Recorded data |

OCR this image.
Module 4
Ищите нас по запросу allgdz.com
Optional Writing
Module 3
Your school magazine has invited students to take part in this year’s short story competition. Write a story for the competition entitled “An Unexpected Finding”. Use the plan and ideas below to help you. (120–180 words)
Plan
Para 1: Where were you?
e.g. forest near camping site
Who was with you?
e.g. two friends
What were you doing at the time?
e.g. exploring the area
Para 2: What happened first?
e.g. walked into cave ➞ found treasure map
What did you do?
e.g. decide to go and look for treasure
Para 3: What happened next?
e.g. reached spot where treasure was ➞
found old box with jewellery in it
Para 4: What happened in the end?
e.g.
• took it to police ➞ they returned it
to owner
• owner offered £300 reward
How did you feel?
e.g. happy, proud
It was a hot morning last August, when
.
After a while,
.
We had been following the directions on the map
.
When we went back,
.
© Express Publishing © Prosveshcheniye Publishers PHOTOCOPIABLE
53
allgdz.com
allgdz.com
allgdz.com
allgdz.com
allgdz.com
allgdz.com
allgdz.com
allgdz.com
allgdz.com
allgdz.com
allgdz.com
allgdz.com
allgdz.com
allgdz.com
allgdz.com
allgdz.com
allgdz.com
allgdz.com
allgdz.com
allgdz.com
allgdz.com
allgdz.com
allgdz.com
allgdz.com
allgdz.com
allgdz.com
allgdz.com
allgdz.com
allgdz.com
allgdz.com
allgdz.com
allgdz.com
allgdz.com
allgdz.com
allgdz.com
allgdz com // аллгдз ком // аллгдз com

Instruction |
Write the data out again in full and exactly.

Exercise response |
OCR this image.
Module 4
Ищите нас по запросу allgdz.com
Optional Writing
Module 3
Your school magazine has invited students to take part in this year’s short story competition. Write a story for the competition entitled “An Unexpected Finding”. Use the plan and ideas below to help you. (120–180 words)
Plan
Para 1: Where were you?
e.g. forest near camping site
Who was with you?
e.g. two friends
What were you doing at the time?
e.g. exploring the area
Para 2: What happened first?
e.g. walked into cave ➞ found treasure map
What did you do?
e.g. decide to go and look for treasure
Para 3: What happened next?
e.g. reached spot where treasure was ➞
found old box with jewellery in it
Para 4: What happened in the end?
e.g.
• took it to police ➞ they returned it
to owner
• owner offered £300 reward
How did you feel?
e.g. happy, proud
It was a hot morning last August, when
.
After a while,
.
We had been following the directions on the map
.
When we went back,
.
© Express Publishing © Prosveshcheniye Publishers PHOTOCOPIABLE
53
allgdz.com
allgdz.com
allgdz.com
allgdz.com
allgdz.com
allgdz.com
allgdz.com
allgdz.com
allgdz.com
allgdz.com
allgdz.com
allgdz.com
allgdz.com
allgdz.com
allgdz.com
allgdz.com
allgdz.com
allgdz.com
allgdz.com
allgdz.com
allgdz.com
allgdz.com
allgdz.com
allgdz.com
allgdz.com
allgdz.com
allgdz.com
allgdz.com
allgdz.com
allgdz.com
allgdz.com
allgdz.com
allgdz.com
allgdz.com
allgdz.com
allgdz com // аллгдз ком // аллгдз com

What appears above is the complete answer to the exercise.